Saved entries
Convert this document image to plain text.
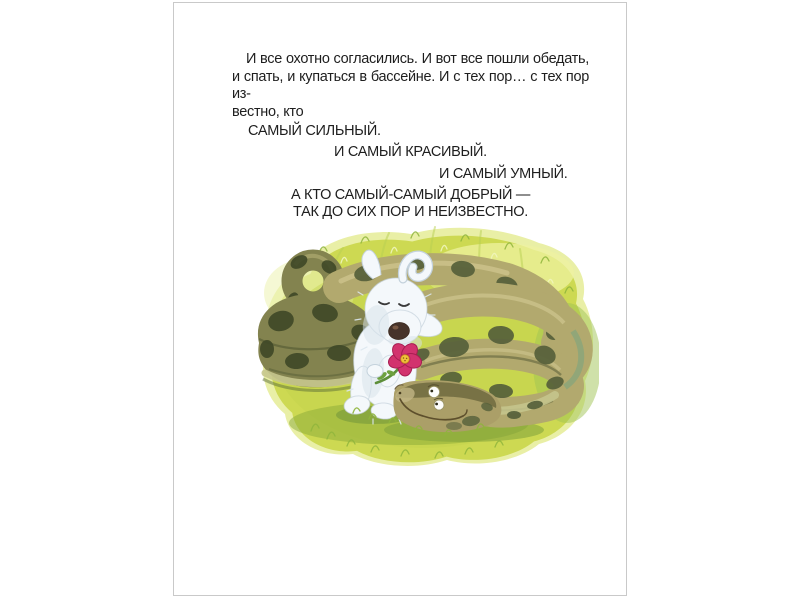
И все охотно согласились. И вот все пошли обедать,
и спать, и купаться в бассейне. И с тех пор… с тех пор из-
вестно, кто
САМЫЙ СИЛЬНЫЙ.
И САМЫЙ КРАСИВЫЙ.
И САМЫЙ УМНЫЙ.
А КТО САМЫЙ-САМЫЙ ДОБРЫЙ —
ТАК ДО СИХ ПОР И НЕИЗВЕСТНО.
* * *
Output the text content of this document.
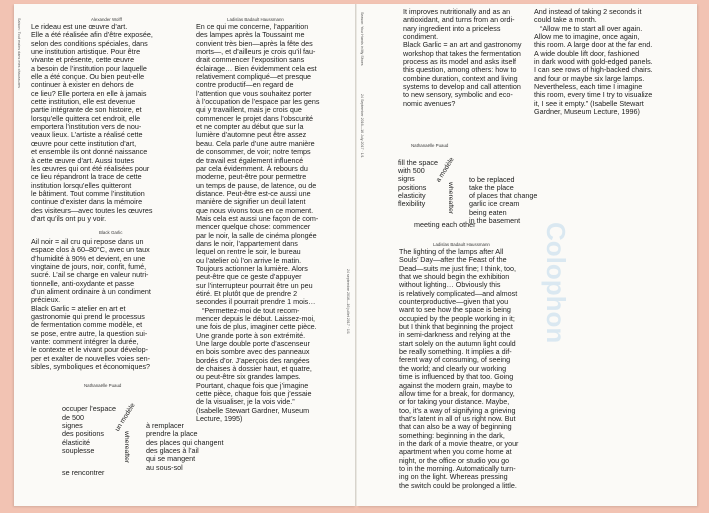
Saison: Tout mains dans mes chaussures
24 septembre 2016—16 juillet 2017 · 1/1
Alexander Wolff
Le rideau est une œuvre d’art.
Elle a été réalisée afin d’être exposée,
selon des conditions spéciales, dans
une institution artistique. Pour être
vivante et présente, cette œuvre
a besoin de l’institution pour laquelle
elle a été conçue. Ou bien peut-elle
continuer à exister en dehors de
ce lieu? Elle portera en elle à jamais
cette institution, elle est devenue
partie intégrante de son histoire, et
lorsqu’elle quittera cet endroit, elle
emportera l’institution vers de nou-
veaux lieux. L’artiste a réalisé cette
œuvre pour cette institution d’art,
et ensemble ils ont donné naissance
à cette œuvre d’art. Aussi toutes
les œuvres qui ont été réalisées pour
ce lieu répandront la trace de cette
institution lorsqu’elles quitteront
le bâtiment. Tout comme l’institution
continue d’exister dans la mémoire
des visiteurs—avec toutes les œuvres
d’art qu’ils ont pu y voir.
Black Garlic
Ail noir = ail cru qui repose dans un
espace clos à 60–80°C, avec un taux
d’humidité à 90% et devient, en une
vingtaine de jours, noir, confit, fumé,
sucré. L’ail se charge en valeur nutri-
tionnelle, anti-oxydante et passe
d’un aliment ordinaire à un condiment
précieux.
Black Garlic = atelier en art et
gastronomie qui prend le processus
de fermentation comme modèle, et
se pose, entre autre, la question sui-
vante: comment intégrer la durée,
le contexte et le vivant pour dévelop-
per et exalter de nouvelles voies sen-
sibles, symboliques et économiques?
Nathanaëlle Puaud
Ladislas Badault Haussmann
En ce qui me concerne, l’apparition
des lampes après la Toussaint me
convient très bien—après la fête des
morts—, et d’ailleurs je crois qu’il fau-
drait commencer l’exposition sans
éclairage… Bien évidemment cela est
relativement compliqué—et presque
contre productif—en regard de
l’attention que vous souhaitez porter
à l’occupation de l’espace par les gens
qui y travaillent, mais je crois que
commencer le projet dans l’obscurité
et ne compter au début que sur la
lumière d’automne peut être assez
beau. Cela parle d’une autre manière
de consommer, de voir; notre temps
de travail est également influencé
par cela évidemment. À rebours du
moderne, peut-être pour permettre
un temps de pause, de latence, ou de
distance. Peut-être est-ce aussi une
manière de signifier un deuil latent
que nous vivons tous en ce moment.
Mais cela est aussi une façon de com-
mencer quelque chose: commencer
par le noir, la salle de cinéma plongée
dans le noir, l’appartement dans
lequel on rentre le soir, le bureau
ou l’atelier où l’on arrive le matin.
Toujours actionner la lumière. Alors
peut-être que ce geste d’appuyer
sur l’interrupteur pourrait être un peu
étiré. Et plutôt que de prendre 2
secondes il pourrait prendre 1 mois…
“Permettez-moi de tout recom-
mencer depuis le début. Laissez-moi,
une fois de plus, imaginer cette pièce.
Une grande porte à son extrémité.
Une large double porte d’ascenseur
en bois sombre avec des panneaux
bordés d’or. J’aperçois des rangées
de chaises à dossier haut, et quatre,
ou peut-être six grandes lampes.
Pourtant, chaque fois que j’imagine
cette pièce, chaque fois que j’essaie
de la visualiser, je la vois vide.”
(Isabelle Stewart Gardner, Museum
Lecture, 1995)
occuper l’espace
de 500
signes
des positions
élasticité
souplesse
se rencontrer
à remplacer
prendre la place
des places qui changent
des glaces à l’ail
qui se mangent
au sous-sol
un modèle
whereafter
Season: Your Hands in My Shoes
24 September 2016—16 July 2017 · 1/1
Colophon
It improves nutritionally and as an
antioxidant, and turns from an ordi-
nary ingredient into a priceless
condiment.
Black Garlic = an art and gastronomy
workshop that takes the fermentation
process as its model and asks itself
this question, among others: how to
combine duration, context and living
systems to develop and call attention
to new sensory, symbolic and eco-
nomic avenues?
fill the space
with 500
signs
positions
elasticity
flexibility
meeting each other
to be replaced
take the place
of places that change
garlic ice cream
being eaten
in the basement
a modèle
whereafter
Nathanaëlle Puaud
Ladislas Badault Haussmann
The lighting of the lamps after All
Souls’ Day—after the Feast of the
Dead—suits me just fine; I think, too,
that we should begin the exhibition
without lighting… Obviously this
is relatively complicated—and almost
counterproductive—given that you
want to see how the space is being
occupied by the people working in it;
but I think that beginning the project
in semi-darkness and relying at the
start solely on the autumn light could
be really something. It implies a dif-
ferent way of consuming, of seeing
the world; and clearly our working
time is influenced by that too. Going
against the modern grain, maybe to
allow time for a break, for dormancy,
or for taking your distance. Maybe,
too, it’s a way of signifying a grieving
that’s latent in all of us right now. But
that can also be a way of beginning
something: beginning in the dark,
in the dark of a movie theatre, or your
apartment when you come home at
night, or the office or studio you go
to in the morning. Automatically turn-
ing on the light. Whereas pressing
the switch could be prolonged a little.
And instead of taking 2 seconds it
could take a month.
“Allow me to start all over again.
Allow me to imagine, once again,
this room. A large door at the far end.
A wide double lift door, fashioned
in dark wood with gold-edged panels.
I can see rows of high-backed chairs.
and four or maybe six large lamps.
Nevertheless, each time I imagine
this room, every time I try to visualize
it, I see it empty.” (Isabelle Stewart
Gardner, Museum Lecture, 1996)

Exercise prompt:
In the listing, find every line containing the word "taking" and list it.

Output:
or for taking your distance. Maybe,
And instead of taking 2 seconds it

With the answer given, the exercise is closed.